Description of the task
Copy out every line in which the string "Refsym" occurs.

Source data
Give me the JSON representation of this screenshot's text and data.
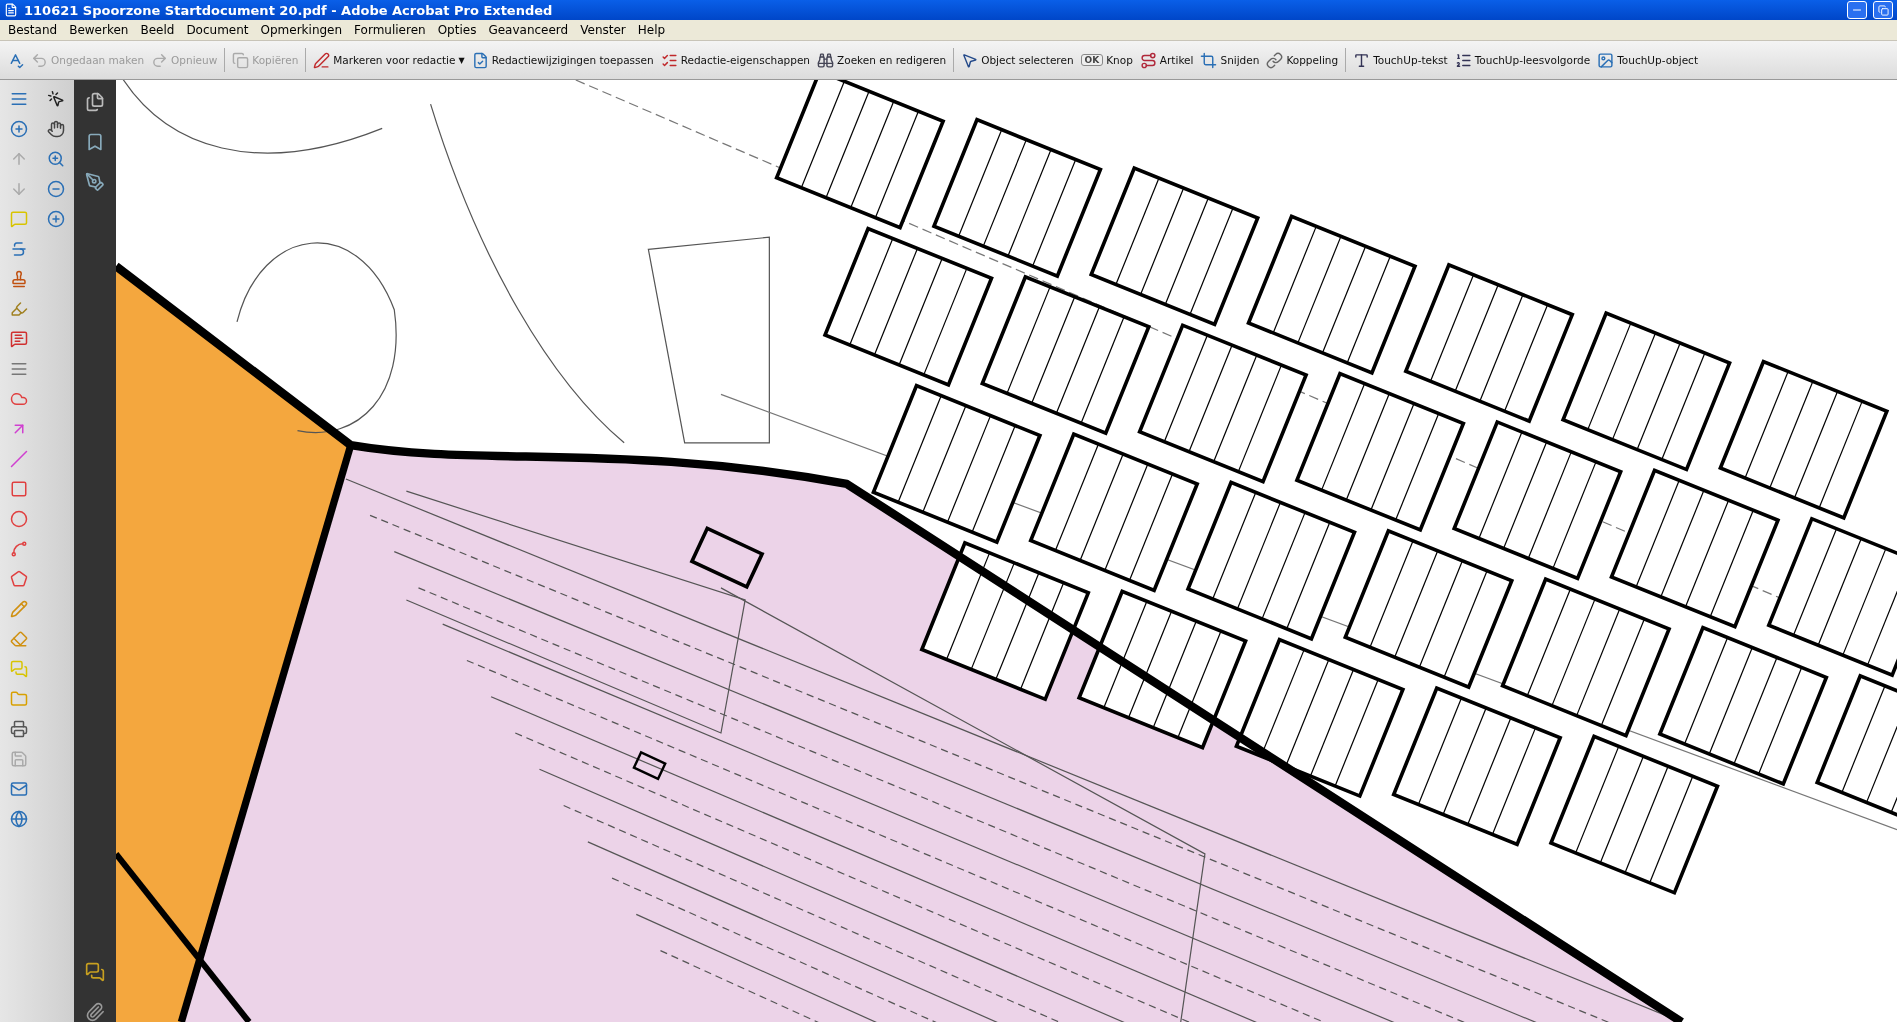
{
  "window": {
    "title": "110621 Spoorzone Startdocument 20.pdf - Adobe Acrobat Pro Extended"
  },
  "menu": [
    "Bestand",
    "Bewerken",
    "Beeld",
    "Document",
    "Opmerkingen",
    "Formulieren",
    "Opties",
    "Geavanceerd",
    "Venster",
    "Help"
  ],
  "toolbar": [
    {
      "disabled": false,
      "separator_after": false
    },
    {
      "label": "Ongedaan maken",
      "disabled": true,
      "separator_after": false
    },
    {
      "label": "Opnieuw",
      "disabled": true,
      "separator_after": true
    },
    {
      "label": "Kopiëren",
      "disabled": true,
      "separator_after": true
    },
    {
      "label": "Markeren voor redactie",
      "disabled": false,
      "caret": "▼",
      "separator_after": false
    },
    {
      "label": "Redactiewijzigingen toepassen",
      "disabled": false,
      "separator_after": false
    },
    {
      "label": "Redactie-eigenschappen",
      "disabled": false,
      "separator_after": false
    },
    {
      "label": "Zoeken en redigeren",
      "disabled": false,
      "separator_after": true
    },
    {
      "label": "Object selecteren",
      "disabled": false,
      "separator_after": false
    },
    {
      "label": "Knop",
      "disabled": false,
      "separator_after": false
    },
    {
      "label": "Artikel",
      "disabled": false,
      "separator_after": false
    },
    {
      "label": "Snijden",
      "disabled": false,
      "separator_after": false
    },
    {
      "label": "Koppeling",
      "disabled": false,
      "separator_after": true
    },
    {
      "label": "TouchUp-tekst",
      "disabled": false,
      "separator_after": false
    },
    {
      "label": "TouchUp-leesvolgorde",
      "disabled": false,
      "separator_after": false
    },
    {
      "label": "TouchUp-object",
      "disabled": false,
      "separator_after": false
    }
  ],
  "ok_icon_text": "OK"
}
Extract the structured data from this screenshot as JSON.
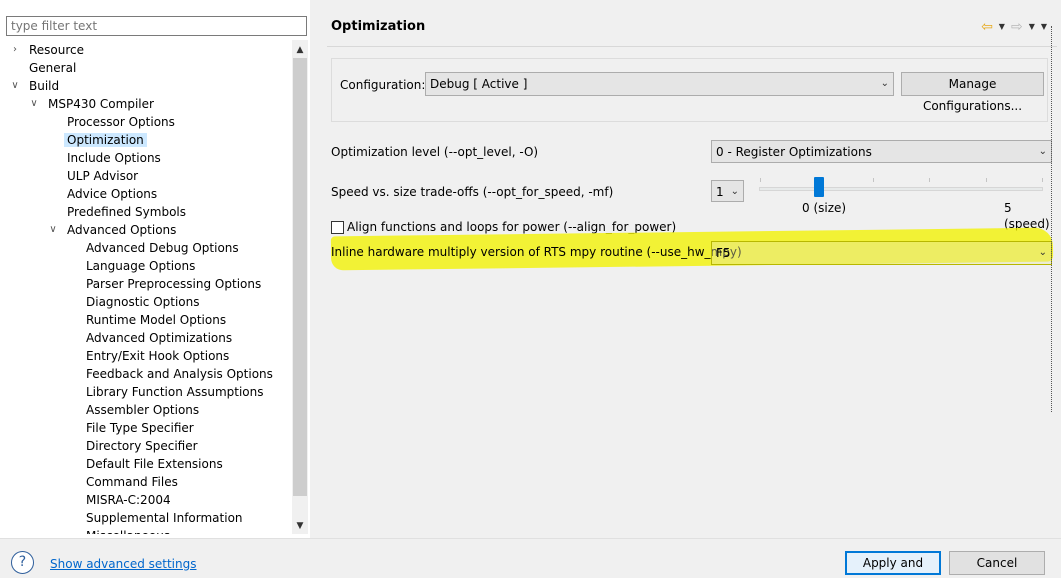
{
  "filter": {
    "placeholder": "type filter text"
  },
  "tree": {
    "items": [
      {
        "label": "Resource",
        "level": 0,
        "twisty": "collapsed"
      },
      {
        "label": "General",
        "level": 0,
        "twisty": "none"
      },
      {
        "label": "Build",
        "level": 0,
        "twisty": "expanded"
      },
      {
        "label": "MSP430 Compiler",
        "level": 1,
        "twisty": "expanded"
      },
      {
        "label": "Processor Options",
        "level": 2,
        "twisty": "none"
      },
      {
        "label": "Optimization",
        "level": 2,
        "twisty": "none",
        "selected": true
      },
      {
        "label": "Include Options",
        "level": 2,
        "twisty": "none"
      },
      {
        "label": "ULP Advisor",
        "level": 2,
        "twisty": "none"
      },
      {
        "label": "Advice Options",
        "level": 2,
        "twisty": "none"
      },
      {
        "label": "Predefined Symbols",
        "level": 2,
        "twisty": "none"
      },
      {
        "label": "Advanced Options",
        "level": 2,
        "twisty": "expanded"
      },
      {
        "label": "Advanced Debug Options",
        "level": 3,
        "twisty": "none"
      },
      {
        "label": "Language Options",
        "level": 3,
        "twisty": "none"
      },
      {
        "label": "Parser Preprocessing Options",
        "level": 3,
        "twisty": "none"
      },
      {
        "label": "Diagnostic Options",
        "level": 3,
        "twisty": "none"
      },
      {
        "label": "Runtime Model Options",
        "level": 3,
        "twisty": "none"
      },
      {
        "label": "Advanced Optimizations",
        "level": 3,
        "twisty": "none"
      },
      {
        "label": "Entry/Exit Hook Options",
        "level": 3,
        "twisty": "none"
      },
      {
        "label": "Feedback and Analysis Options",
        "level": 3,
        "twisty": "none"
      },
      {
        "label": "Library Function Assumptions",
        "level": 3,
        "twisty": "none"
      },
      {
        "label": "Assembler Options",
        "level": 3,
        "twisty": "none"
      },
      {
        "label": "File Type Specifier",
        "level": 3,
        "twisty": "none"
      },
      {
        "label": "Directory Specifier",
        "level": 3,
        "twisty": "none"
      },
      {
        "label": "Default File Extensions",
        "level": 3,
        "twisty": "none"
      },
      {
        "label": "Command Files",
        "level": 3,
        "twisty": "none"
      },
      {
        "label": "MISRA-C:2004",
        "level": 3,
        "twisty": "none"
      },
      {
        "label": "Supplemental Information",
        "level": 3,
        "twisty": "none"
      },
      {
        "label": "Miscellaneous",
        "level": 3,
        "twisty": "none"
      }
    ]
  },
  "page": {
    "title": "Optimization"
  },
  "config": {
    "label": "Configuration:",
    "value": "Debug  [ Active ]",
    "manage_label": "Manage Configurations..."
  },
  "opt_level": {
    "label": "Optimization level (--opt_level, -O)",
    "value": "0 - Register Optimizations"
  },
  "speed": {
    "label": "Speed vs. size trade-offs (--opt_for_speed, -mf)",
    "value": "1",
    "slider_min_label": "0 (size)",
    "slider_max_label": "5 (speed)",
    "slider_min": 0,
    "slider_max": 5,
    "slider_value": 1
  },
  "align": {
    "label": "Align functions and loops for power (--align_for_power)",
    "checked": false
  },
  "hw_mpy": {
    "label": "Inline hardware multiply version of RTS mpy routine (--use_hw_mpy)",
    "value": "F5"
  },
  "footer": {
    "help_label": "?",
    "advanced_link": "Show advanced settings",
    "apply_label": "Apply and Close",
    "cancel_label": "Cancel"
  },
  "colors": {
    "highlight": "#f2f200",
    "selection": "#cce8ff",
    "slider_thumb": "#0078d7",
    "link": "#0066cc"
  }
}
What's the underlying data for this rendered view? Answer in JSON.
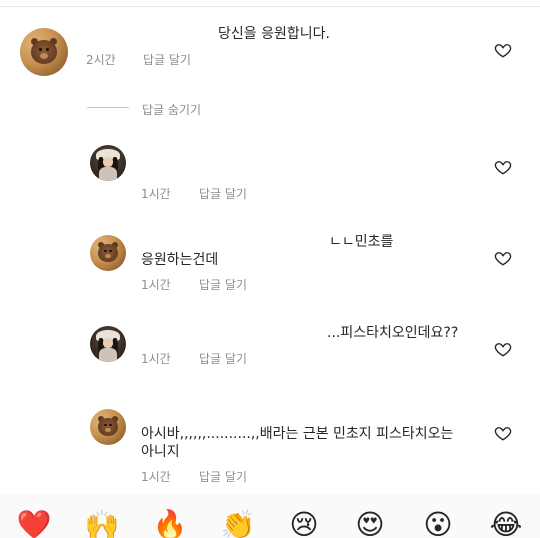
{
  "comment": {
    "text": "당신을 응원합니다.",
    "time": "2시간",
    "reply": "답글 달기"
  },
  "thread": {
    "hide_replies": "답글 숨기기"
  },
  "replies": [
    {
      "avatar": "hat-girl-avatar",
      "line1": "",
      "line2": "",
      "time": "1시간",
      "reply": "답글 달기"
    },
    {
      "avatar": "bear-avatar",
      "line1": "ㄴㄴ민초를",
      "line2": "응원하는건데",
      "time": "1시간",
      "reply": "답글 달기"
    },
    {
      "avatar": "hat-girl-avatar",
      "line1": "...피스타치오인데요??",
      "line2": "",
      "time": "1시간",
      "reply": "답글 달기"
    },
    {
      "avatar": "bear-avatar",
      "line1": "아시바,,,,,,..........,,배라는 근본 민초지 피스타치오는",
      "line2": "아니지",
      "time": "1시간",
      "reply": "답글 달기"
    }
  ],
  "reactions": [
    "❤️",
    "🙌",
    "🔥",
    "👏",
    "😢",
    "😍",
    "😮",
    "😂"
  ],
  "icons": {
    "like": "heart-outline-icon"
  },
  "colors": {
    "text": "#262626",
    "muted": "#8e8e8e",
    "icon": "#262626"
  }
}
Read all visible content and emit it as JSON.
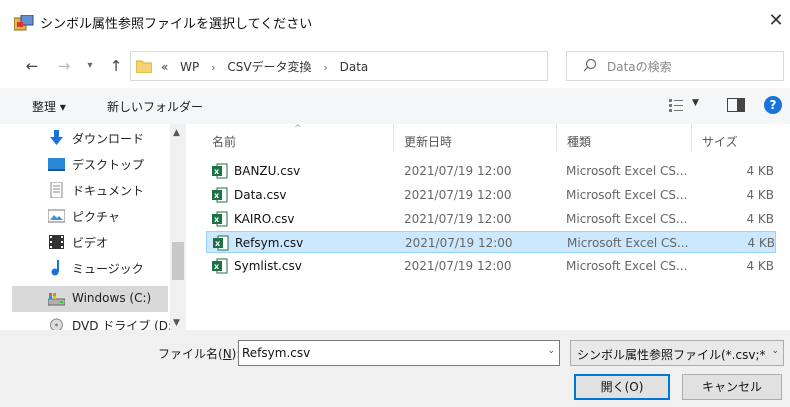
{
  "window": {
    "title": "シンボル属性参照ファイルを選択してください",
    "close_label": "✕"
  },
  "address": {
    "overflow": "«",
    "crumbs": [
      "WP",
      "CSVデータ変換",
      "Data"
    ],
    "search_placeholder": "Dataの検索"
  },
  "toolbar": {
    "organize_label": "整理 ▾",
    "new_folder_label": "新しいフォルダー",
    "help_label": "?"
  },
  "nav": {
    "items": [
      {
        "label": "ダウンロード",
        "icon": "download-arrow-icon"
      },
      {
        "label": "デスクトップ",
        "icon": "desktop-icon"
      },
      {
        "label": "ドキュメント",
        "icon": "documents-icon"
      },
      {
        "label": "ピクチャ",
        "icon": "pictures-icon"
      },
      {
        "label": "ビデオ",
        "icon": "video-icon"
      },
      {
        "label": "ミュージック",
        "icon": "music-note-icon"
      },
      {
        "label": "Windows (C:)",
        "icon": "drive-icon",
        "selected": true
      },
      {
        "label": "DVD ドライブ (D:)",
        "icon": "dvd-drive-icon"
      }
    ]
  },
  "columns": {
    "name": "名前",
    "date": "更新日時",
    "type": "種類",
    "size": "サイズ"
  },
  "files": [
    {
      "name": "BANZU.csv",
      "date": "2021/07/19 12:00",
      "type": "Microsoft Excel CS...",
      "size": "4 KB"
    },
    {
      "name": "Data.csv",
      "date": "2021/07/19 12:00",
      "type": "Microsoft Excel CS...",
      "size": "4 KB"
    },
    {
      "name": "KAIRO.csv",
      "date": "2021/07/19 12:00",
      "type": "Microsoft Excel CS...",
      "size": "4 KB"
    },
    {
      "name": "Refsym.csv",
      "date": "2021/07/19 12:00",
      "type": "Microsoft Excel CS...",
      "size": "4 KB",
      "selected": true
    },
    {
      "name": "Symlist.csv",
      "date": "2021/07/19 12:00",
      "type": "Microsoft Excel CS...",
      "size": "4 KB"
    }
  ],
  "bottom": {
    "filename_label_prefix": "ファイル名(",
    "filename_label_key": "N",
    "filename_label_suffix": "):",
    "filename_value": "Refsym.csv",
    "filetype_value": "シンボル属性参照ファイル(*.csv;*.t",
    "open_label": "開く(O)",
    "cancel_label": "キャンセル"
  },
  "colors": {
    "selection_bg": "#cce8ff",
    "selection_border": "#99d1ff",
    "primary_border": "#0078d7",
    "excel_green": "#1e7145",
    "help_blue": "#1a73d9"
  }
}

Exercise solution
      "name": "Refsym.csv",
    "filename_value": "Refsym.csv",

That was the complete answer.